(EXERCISE INSTRUCTIONS)
Give the count of lines that include the string "Bank". Add nothing to it.

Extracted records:
────────

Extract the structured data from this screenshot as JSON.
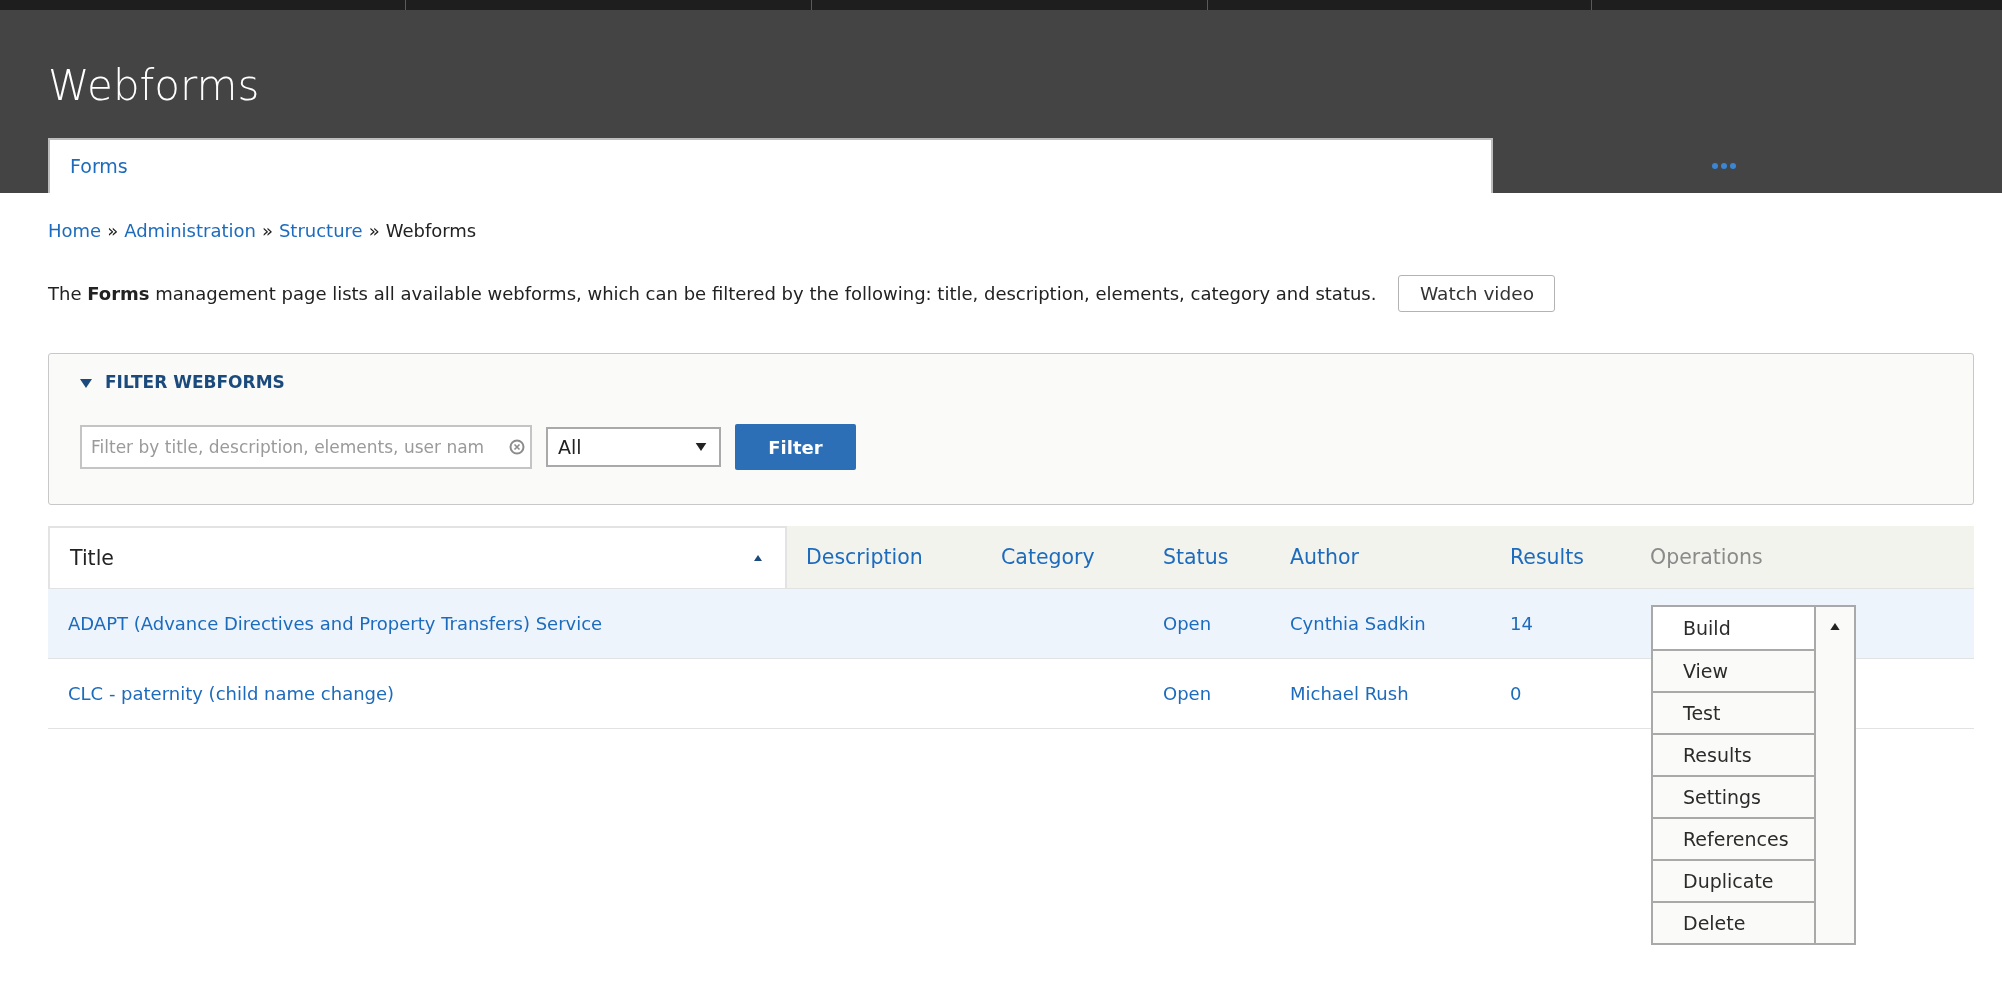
{
  "header": {
    "title": "Webforms",
    "tabs": [
      {
        "label": "Forms",
        "selected": true
      }
    ]
  },
  "breadcrumb": [
    {
      "label": "Home",
      "link": true,
      "separator": "»"
    },
    {
      "label": "Administration",
      "link": true,
      "separator": "»"
    },
    {
      "label": "Structure",
      "link": true,
      "separator": "»"
    },
    {
      "label": "Webforms",
      "link": false
    }
  ],
  "intro": {
    "text": "The **Forms** management page lists all available webforms, which can be filtered by the following: title, description, elements, category and status.",
    "button": "Watch video"
  },
  "filter": {
    "legend": "FILTER WEBFORMS",
    "expanded": true,
    "search": {
      "placeholder": "Filter by title, description, elements, user nam"
    },
    "status_select": {
      "value": "All"
    },
    "button": "Filter"
  },
  "table": {
    "columns": [
      {
        "label": "Title",
        "kind": "link",
        "sorted": true
      },
      {
        "label": "Description",
        "kind": "link",
        "sorted": false
      },
      {
        "label": "Category",
        "kind": "link",
        "sorted": false
      },
      {
        "label": "Status",
        "kind": "link",
        "sorted": false
      },
      {
        "label": "Author",
        "kind": "link",
        "sorted": false
      },
      {
        "label": "Results",
        "kind": "link",
        "sorted": false
      },
      {
        "label": "Operations",
        "kind": "text",
        "sorted": false
      }
    ],
    "rows": [
      {
        "title": "ADAPT (Advance Directives and Property Transfers) Service",
        "status": "Open",
        "author": "Cynthia Sadkin",
        "results": "14",
        "highlighted": true,
        "operations": {
          "expanded": true,
          "items": [
            "Build",
            "View",
            "Test",
            "Results",
            "Settings",
            "References",
            "Duplicate",
            "Delete"
          ]
        }
      },
      {
        "title": "CLC - paternity (child name change)",
        "status": "Open",
        "author": "Michael Rush",
        "results": "0",
        "highlighted": false
      }
    ]
  }
}
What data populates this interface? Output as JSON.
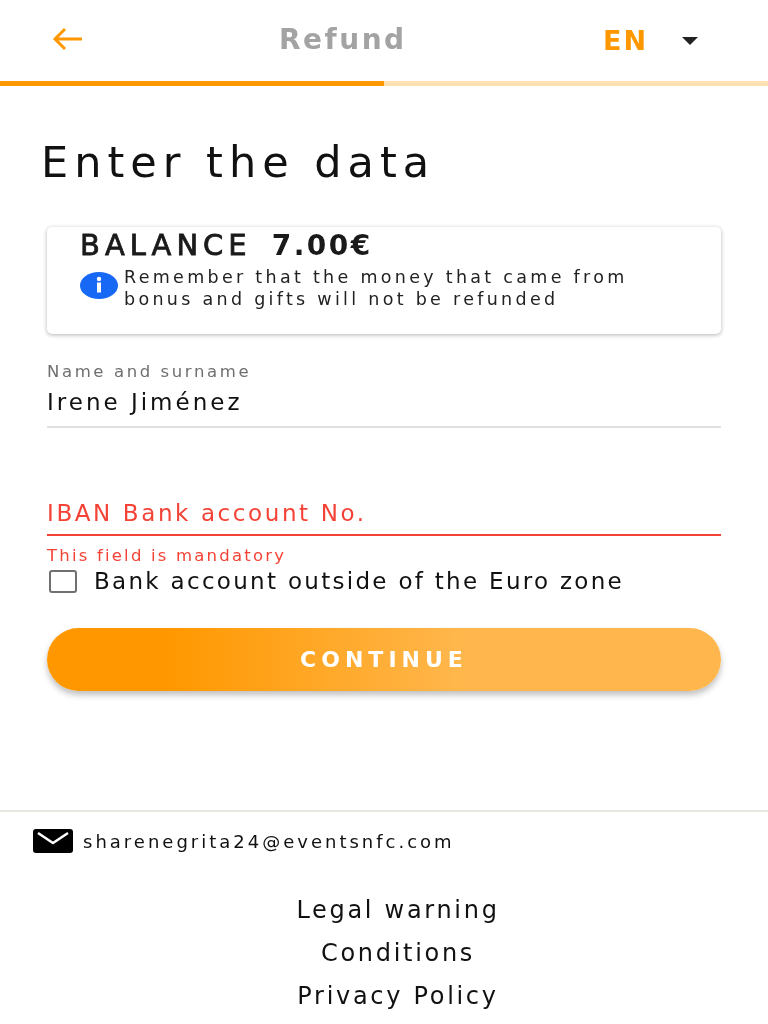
{
  "header": {
    "title": "Refund",
    "language": "EN"
  },
  "progress": {
    "level": 0.5
  },
  "heading": "Enter the data",
  "balance_card": {
    "label": "BALANCE",
    "amount": "7.00€",
    "note": "Remember that the money that came from bonus and gifts will not be refunded"
  },
  "fields": [
    {
      "label": "Name and surname",
      "value": "Irene Jiménez",
      "error": false
    },
    {
      "placeholder": "IBAN Bank account No.",
      "error": true,
      "error_text": "This field is mandatory"
    }
  ],
  "checkbox": {
    "label": "Bank account outside of the Euro zone",
    "checked": false
  },
  "continue_button": "CONTINUE",
  "footer": {
    "email": "sharenegrita24@eventsnfc.com",
    "links": [
      "Legal warning",
      "Conditions",
      "Privacy Policy"
    ]
  }
}
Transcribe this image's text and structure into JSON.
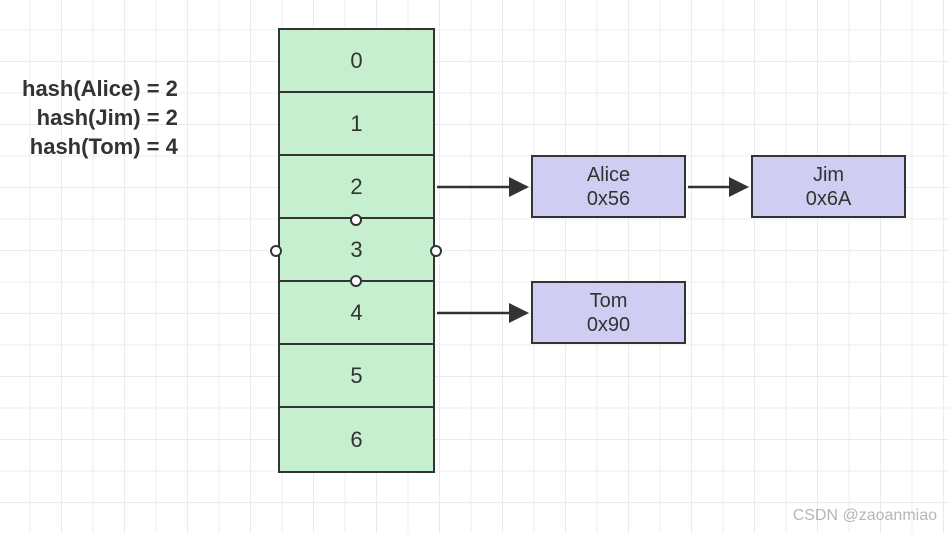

────────

(WRITTEN ANSWER)
2